- [EXTRACTED ENTRIES]:
= = =

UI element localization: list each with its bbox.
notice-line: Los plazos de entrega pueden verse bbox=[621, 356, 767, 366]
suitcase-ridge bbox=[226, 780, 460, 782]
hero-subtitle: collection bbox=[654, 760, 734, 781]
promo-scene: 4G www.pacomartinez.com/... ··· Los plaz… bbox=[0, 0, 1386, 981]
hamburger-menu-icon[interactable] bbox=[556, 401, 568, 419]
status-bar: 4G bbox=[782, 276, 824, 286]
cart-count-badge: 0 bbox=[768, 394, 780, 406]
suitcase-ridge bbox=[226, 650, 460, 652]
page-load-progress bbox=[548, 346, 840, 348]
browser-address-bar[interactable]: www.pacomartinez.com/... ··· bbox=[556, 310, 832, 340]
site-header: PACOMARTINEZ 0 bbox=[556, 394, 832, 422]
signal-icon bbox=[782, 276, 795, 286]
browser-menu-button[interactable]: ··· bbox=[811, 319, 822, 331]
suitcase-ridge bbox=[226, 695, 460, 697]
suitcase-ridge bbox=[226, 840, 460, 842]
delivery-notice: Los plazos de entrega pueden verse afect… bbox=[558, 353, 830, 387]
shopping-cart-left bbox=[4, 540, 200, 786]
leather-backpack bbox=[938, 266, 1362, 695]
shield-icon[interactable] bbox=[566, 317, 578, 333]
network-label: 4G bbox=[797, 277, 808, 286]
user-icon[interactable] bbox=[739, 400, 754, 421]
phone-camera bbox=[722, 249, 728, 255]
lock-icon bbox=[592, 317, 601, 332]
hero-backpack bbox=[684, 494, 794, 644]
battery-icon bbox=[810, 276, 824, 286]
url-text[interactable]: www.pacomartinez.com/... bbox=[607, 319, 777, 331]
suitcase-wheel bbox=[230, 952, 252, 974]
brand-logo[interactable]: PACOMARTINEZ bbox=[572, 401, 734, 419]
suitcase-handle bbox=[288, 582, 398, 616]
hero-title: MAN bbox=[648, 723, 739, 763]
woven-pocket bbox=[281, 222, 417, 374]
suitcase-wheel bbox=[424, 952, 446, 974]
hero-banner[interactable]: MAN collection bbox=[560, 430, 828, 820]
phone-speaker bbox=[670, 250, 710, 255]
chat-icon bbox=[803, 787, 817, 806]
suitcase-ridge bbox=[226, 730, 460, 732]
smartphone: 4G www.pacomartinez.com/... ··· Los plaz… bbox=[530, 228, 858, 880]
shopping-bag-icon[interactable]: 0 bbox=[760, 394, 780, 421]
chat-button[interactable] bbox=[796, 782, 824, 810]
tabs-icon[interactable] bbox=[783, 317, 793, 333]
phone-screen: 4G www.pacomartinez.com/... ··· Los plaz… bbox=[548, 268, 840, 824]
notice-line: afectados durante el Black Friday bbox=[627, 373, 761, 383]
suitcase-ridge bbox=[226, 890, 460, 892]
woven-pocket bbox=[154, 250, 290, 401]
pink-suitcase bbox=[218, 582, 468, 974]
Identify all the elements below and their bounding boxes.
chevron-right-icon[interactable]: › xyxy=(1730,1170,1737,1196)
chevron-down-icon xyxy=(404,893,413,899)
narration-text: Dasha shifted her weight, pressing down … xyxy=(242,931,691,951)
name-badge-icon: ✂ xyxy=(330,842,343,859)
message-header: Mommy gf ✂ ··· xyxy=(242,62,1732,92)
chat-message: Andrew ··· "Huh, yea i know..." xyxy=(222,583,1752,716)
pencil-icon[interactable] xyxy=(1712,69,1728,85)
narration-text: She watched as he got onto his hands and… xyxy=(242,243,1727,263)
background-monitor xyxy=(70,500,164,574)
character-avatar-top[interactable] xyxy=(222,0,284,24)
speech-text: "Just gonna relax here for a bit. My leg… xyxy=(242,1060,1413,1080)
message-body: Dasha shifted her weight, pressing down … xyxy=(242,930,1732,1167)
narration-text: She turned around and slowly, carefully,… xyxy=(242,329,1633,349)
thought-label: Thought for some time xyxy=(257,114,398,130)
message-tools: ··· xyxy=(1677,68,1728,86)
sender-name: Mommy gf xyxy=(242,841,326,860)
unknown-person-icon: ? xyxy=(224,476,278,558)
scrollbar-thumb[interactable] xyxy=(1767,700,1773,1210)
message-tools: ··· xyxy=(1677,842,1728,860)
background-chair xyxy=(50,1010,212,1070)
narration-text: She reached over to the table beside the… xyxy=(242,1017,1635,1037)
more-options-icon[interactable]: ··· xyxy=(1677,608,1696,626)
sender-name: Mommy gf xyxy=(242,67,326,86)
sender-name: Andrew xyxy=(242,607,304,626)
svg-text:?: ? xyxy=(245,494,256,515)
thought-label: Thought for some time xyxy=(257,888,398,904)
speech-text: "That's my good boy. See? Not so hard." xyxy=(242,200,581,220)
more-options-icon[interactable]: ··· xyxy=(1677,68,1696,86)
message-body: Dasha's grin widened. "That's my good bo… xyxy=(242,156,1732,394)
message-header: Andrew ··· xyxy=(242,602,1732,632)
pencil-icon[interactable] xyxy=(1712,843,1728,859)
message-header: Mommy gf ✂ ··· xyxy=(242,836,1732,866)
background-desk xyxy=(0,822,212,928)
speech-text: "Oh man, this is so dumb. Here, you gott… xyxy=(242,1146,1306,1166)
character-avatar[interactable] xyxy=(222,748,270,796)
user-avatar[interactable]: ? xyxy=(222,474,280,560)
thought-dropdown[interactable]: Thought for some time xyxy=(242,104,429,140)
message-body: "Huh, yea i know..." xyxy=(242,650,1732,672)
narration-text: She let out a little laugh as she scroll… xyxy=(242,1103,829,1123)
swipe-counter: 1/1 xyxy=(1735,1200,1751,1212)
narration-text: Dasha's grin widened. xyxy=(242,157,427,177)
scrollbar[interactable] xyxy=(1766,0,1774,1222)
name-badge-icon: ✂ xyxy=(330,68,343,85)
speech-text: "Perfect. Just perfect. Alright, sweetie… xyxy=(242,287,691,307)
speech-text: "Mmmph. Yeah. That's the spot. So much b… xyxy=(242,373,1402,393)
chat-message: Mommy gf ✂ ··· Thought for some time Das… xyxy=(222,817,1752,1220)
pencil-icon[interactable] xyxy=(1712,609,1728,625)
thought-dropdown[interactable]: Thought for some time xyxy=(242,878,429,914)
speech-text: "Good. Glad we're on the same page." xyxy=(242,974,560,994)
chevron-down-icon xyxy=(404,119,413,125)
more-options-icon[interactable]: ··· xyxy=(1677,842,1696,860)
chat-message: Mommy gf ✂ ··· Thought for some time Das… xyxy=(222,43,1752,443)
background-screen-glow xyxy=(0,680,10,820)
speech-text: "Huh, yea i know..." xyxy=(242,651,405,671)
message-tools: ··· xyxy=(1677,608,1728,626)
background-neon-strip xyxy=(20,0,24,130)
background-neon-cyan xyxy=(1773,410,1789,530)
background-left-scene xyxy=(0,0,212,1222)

= = =

- [EXERCISE]: Reproduce the data verbatim, starting at its first line and ending at the line that contains "shopping-bag-icon[interactable]: 0 bbox=[760, 394, 780, 421]", with both of those lines included.

- [EXERCISE ANSWER]:
UI element localization: list each with its bbox.
notice-line: Los plazos de entrega pueden verse bbox=[621, 356, 767, 366]
suitcase-ridge bbox=[226, 780, 460, 782]
hero-subtitle: collection bbox=[654, 760, 734, 781]
promo-scene: 4G www.pacomartinez.com/... ··· Los plaz… bbox=[0, 0, 1386, 981]
hamburger-menu-icon[interactable] bbox=[556, 401, 568, 419]
status-bar: 4G bbox=[782, 276, 824, 286]
cart-count-badge: 0 bbox=[768, 394, 780, 406]
suitcase-ridge bbox=[226, 650, 460, 652]
page-load-progress bbox=[548, 346, 840, 348]
browser-address-bar[interactable]: www.pacomartinez.com/... ··· bbox=[556, 310, 832, 340]
site-header: PACOMARTINEZ 0 bbox=[556, 394, 832, 422]
signal-icon bbox=[782, 276, 795, 286]
browser-menu-button[interactable]: ··· bbox=[811, 319, 822, 331]
suitcase-ridge bbox=[226, 695, 460, 697]
suitcase-ridge bbox=[226, 840, 460, 842]
delivery-notice: Los plazos de entrega pueden verse afect… bbox=[558, 353, 830, 387]
shopping-cart-left bbox=[4, 540, 200, 786]
leather-backpack bbox=[938, 266, 1362, 695]
shield-icon[interactable] bbox=[566, 317, 578, 333]
network-label: 4G bbox=[797, 277, 808, 286]
user-icon[interactable] bbox=[739, 400, 754, 421]
phone-camera bbox=[722, 249, 728, 255]
lock-icon bbox=[592, 317, 601, 332]
hero-backpack bbox=[684, 494, 794, 644]
battery-icon bbox=[810, 276, 824, 286]
url-text[interactable]: www.pacomartinez.com/... bbox=[607, 319, 777, 331]
suitcase-wheel bbox=[230, 952, 252, 974]
brand-logo[interactable]: PACOMARTINEZ bbox=[572, 401, 734, 419]
suitcase-handle bbox=[288, 582, 398, 616]
hero-title: MAN bbox=[648, 723, 739, 763]
woven-pocket bbox=[281, 222, 417, 374]
suitcase-wheel bbox=[424, 952, 446, 974]
hero-banner[interactable]: MAN collection bbox=[560, 430, 828, 820]
phone-speaker bbox=[670, 250, 710, 255]
chat-icon bbox=[803, 787, 817, 806]
suitcase-ridge bbox=[226, 730, 460, 732]
smartphone: 4G www.pacomartinez.com/... ··· Los plaz… bbox=[530, 228, 858, 880]
shopping-bag-icon[interactable]: 0 bbox=[760, 394, 780, 421]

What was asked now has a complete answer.